• **Excerpted data**
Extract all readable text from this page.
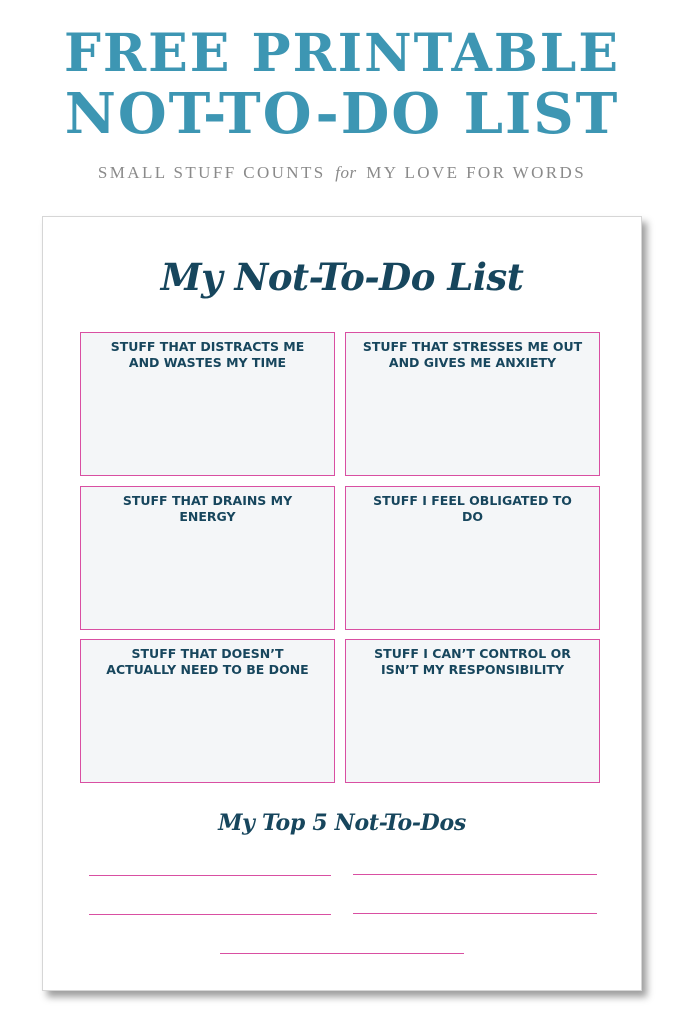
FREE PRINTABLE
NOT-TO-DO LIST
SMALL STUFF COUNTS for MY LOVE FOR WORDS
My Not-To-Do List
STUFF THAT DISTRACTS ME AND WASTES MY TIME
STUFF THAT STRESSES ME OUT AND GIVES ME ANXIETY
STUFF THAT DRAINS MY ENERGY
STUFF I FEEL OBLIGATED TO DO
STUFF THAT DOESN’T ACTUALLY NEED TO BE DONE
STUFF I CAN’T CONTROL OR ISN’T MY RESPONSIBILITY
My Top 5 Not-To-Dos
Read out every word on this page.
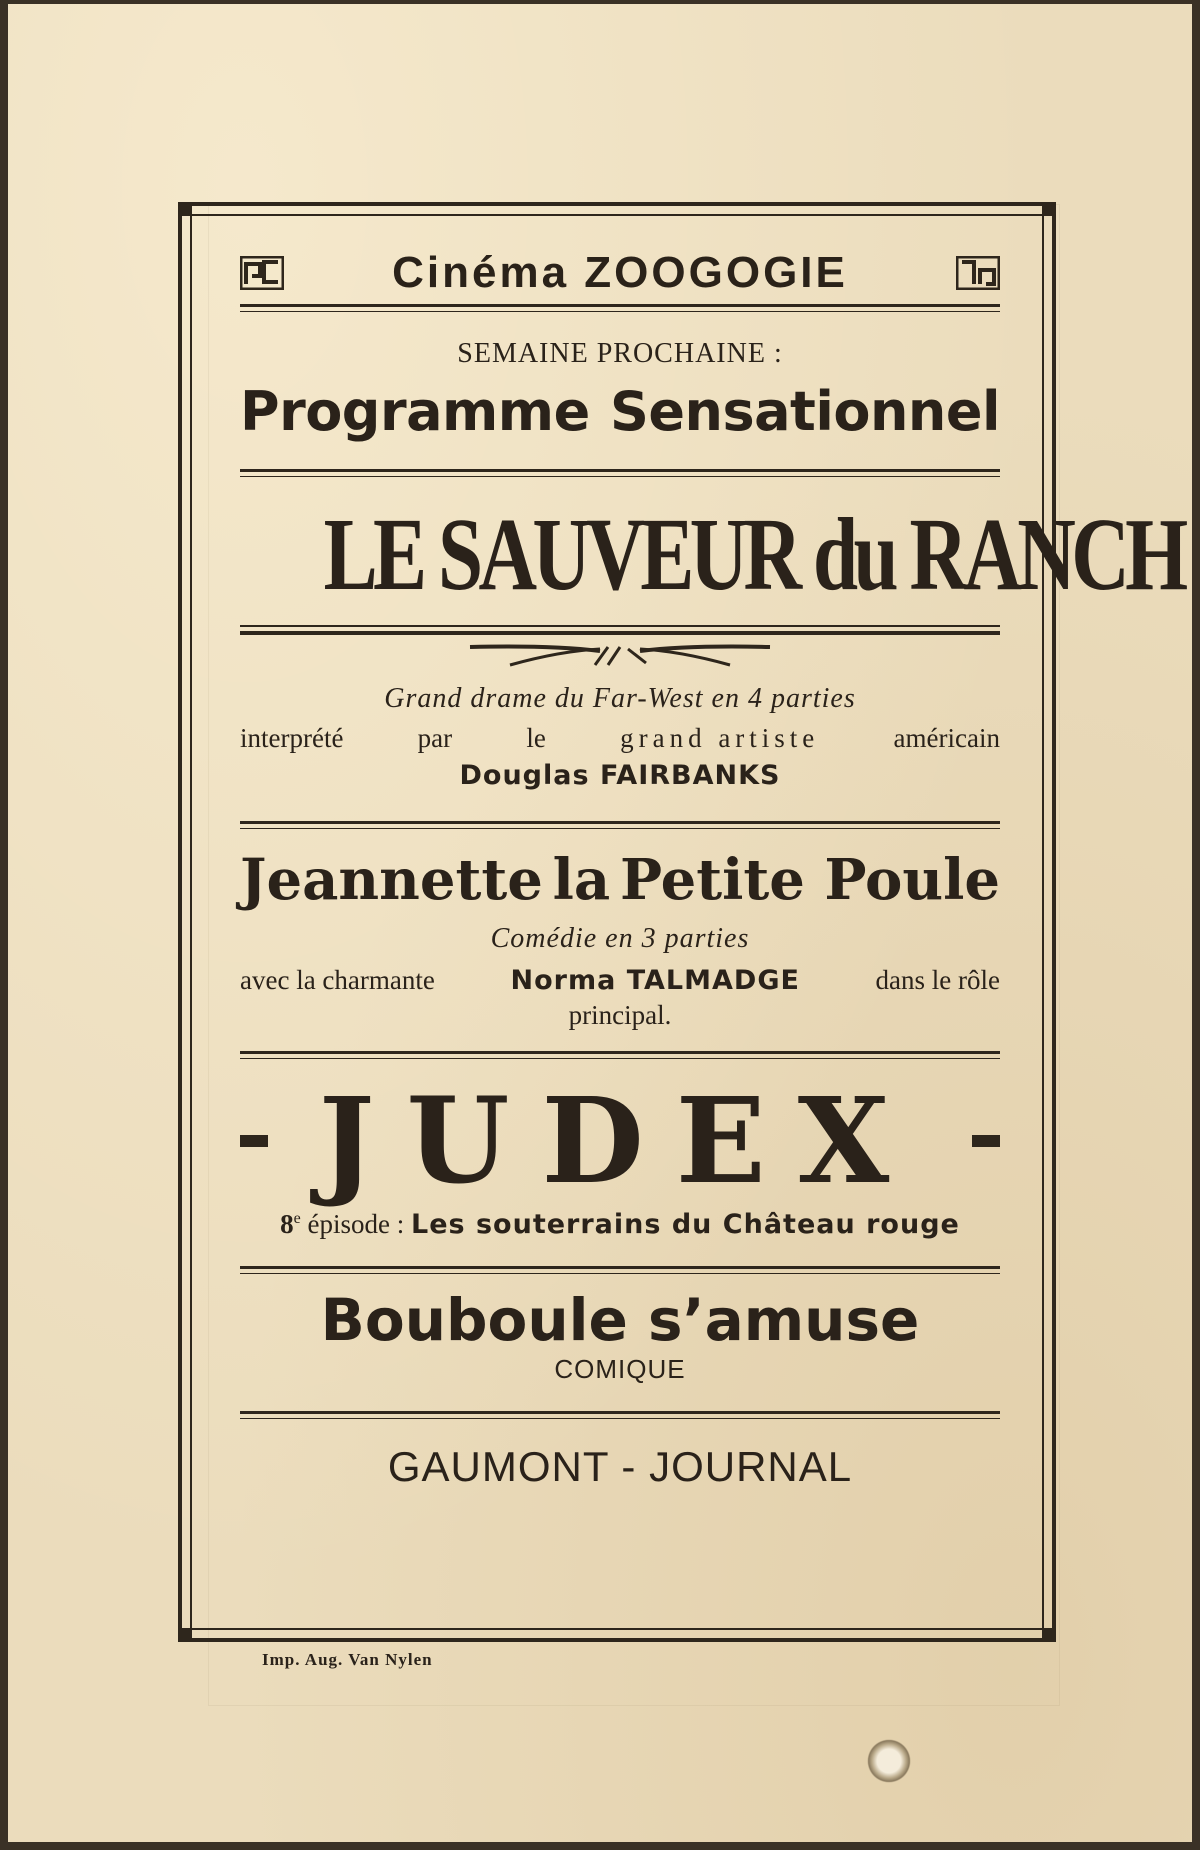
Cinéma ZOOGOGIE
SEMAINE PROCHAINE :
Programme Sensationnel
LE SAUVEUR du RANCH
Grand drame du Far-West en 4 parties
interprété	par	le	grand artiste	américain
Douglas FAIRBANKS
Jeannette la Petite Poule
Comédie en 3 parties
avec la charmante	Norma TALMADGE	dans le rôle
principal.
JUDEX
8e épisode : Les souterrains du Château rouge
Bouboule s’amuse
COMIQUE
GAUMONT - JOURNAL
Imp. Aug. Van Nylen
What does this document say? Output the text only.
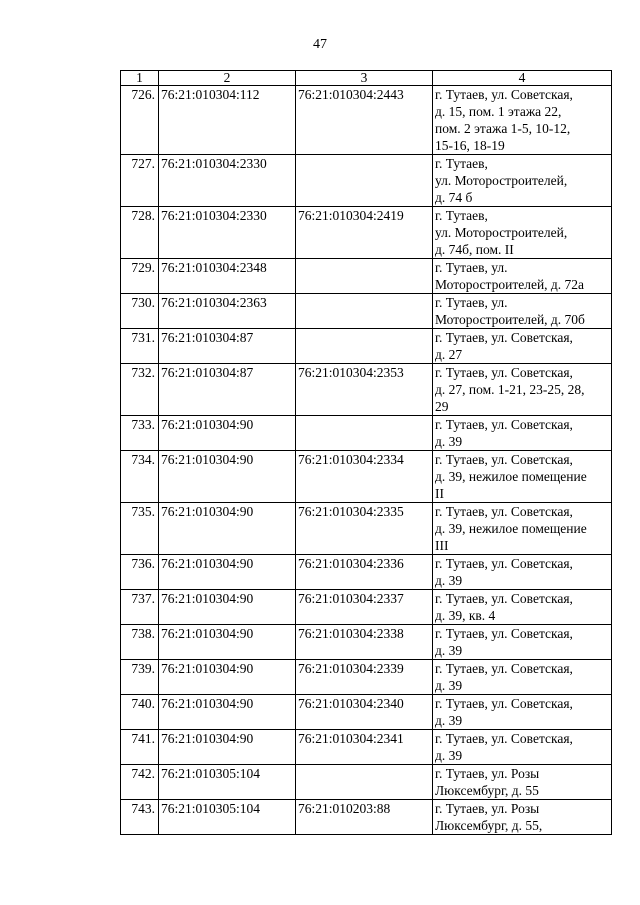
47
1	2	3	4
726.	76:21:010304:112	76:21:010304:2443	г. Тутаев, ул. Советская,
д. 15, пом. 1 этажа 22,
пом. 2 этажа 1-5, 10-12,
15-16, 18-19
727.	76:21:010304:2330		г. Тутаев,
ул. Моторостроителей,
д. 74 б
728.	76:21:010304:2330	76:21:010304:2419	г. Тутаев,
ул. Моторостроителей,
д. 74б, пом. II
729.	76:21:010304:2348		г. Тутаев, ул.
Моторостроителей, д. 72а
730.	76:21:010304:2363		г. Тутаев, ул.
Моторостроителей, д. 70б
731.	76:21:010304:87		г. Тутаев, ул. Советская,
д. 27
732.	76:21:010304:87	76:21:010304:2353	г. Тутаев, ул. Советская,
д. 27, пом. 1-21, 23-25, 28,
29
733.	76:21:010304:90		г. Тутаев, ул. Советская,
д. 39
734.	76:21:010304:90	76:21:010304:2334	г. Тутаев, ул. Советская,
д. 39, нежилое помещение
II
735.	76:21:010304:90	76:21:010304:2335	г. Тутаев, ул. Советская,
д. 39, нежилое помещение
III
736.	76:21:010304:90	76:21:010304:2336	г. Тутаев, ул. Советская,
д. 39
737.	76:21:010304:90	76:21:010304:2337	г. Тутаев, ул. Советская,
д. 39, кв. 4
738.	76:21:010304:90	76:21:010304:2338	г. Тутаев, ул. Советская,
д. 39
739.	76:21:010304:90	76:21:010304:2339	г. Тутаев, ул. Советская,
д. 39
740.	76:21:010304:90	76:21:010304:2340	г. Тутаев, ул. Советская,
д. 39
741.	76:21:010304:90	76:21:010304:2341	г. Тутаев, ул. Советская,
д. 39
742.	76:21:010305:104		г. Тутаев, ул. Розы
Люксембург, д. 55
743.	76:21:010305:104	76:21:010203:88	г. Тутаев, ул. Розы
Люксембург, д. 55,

• **Your objective**
Using the material above, set down every line exactly, but skip the pictures.

• **Written response**
Extract all readable text from this page.
FREE PRINTABLE
NOT-TO-DO LIST
SMALL STUFF COUNTS for MY LOVE FOR WORDS
My Not-To-Do List
STUFF THAT DISTRACTS ME AND WASTES MY TIME
STUFF THAT STRESSES ME OUT AND GIVES ME ANXIETY
STUFF THAT DRAINS MY ENERGY
STUFF I FEEL OBLIGATED TO DO
STUFF THAT DOESN’T ACTUALLY NEED TO BE DONE
STUFF I CAN’T CONTROL OR ISN’T MY RESPONSIBILITY
My Top 5 Not-To-Dos
Read out every word on this page.
Cinéma ZOOGOGIE
SEMAINE PROCHAINE :
Programme Sensationnel
LE SAUVEUR du RANCH
Grand drame du Far-West en 4 parties
interprété	par	le	grand artiste	américain
Douglas FAIRBANKS
Jeannette la Petite Poule
Comédie en 3 parties
avec la charmante	Norma TALMADGE	dans le rôle
principal.
JUDEX
8e épisode : Les souterrains du Château rouge
Bouboule s’amuse
COMIQUE
GAUMONT - JOURNAL
Imp. Aug. Van Nylen
What does this document say? Output the text only.
47
1	2	3	4
726.	76:21:010304:112	76:21:010304:2443	г. Тутаев, ул. Советская,
д. 15, пом. 1 этажа 22,
пом. 2 этажа 1-5, 10-12,
15-16, 18-19
727.	76:21:010304:2330		г. Тутаев,
ул. Моторостроителей,
д. 74 б
728.	76:21:010304:2330	76:21:010304:2419	г. Тутаев,
ул. Моторостроителей,
д. 74б, пом. II
729.	76:21:010304:2348		г. Тутаев, ул.
Моторостроителей, д. 72а
730.	76:21:010304:2363		г. Тутаев, ул.
Моторостроителей, д. 70б
731.	76:21:010304:87		г. Тутаев, ул. Советская,
д. 27
732.	76:21:010304:87	76:21:010304:2353	г. Тутаев, ул. Советская,
д. 27, пом. 1-21, 23-25, 28,
29
733.	76:21:010304:90		г. Тутаев, ул. Советская,
д. 39
734.	76:21:010304:90	76:21:010304:2334	г. Тутаев, ул. Советская,
д. 39, нежилое помещение
II
735.	76:21:010304:90	76:21:010304:2335	г. Тутаев, ул. Советская,
д. 39, нежилое помещение
III
736.	76:21:010304:90	76:21:010304:2336	г. Тутаев, ул. Советская,
д. 39
737.	76:21:010304:90	76:21:010304:2337	г. Тутаев, ул. Советская,
д. 39, кв. 4
738.	76:21:010304:90	76:21:010304:2338	г. Тутаев, ул. Советская,
д. 39
739.	76:21:010304:90	76:21:010304:2339	г. Тутаев, ул. Советская,
д. 39
740.	76:21:010304:90	76:21:010304:2340	г. Тутаев, ул. Советская,
д. 39
741.	76:21:010304:90	76:21:010304:2341	г. Тутаев, ул. Советская,
д. 39
742.	76:21:010305:104		г. Тутаев, ул. Розы
Люксембург, д. 55
743.	76:21:010305:104	76:21:010203:88	г. Тутаев, ул. Розы
Люксембург, д. 55,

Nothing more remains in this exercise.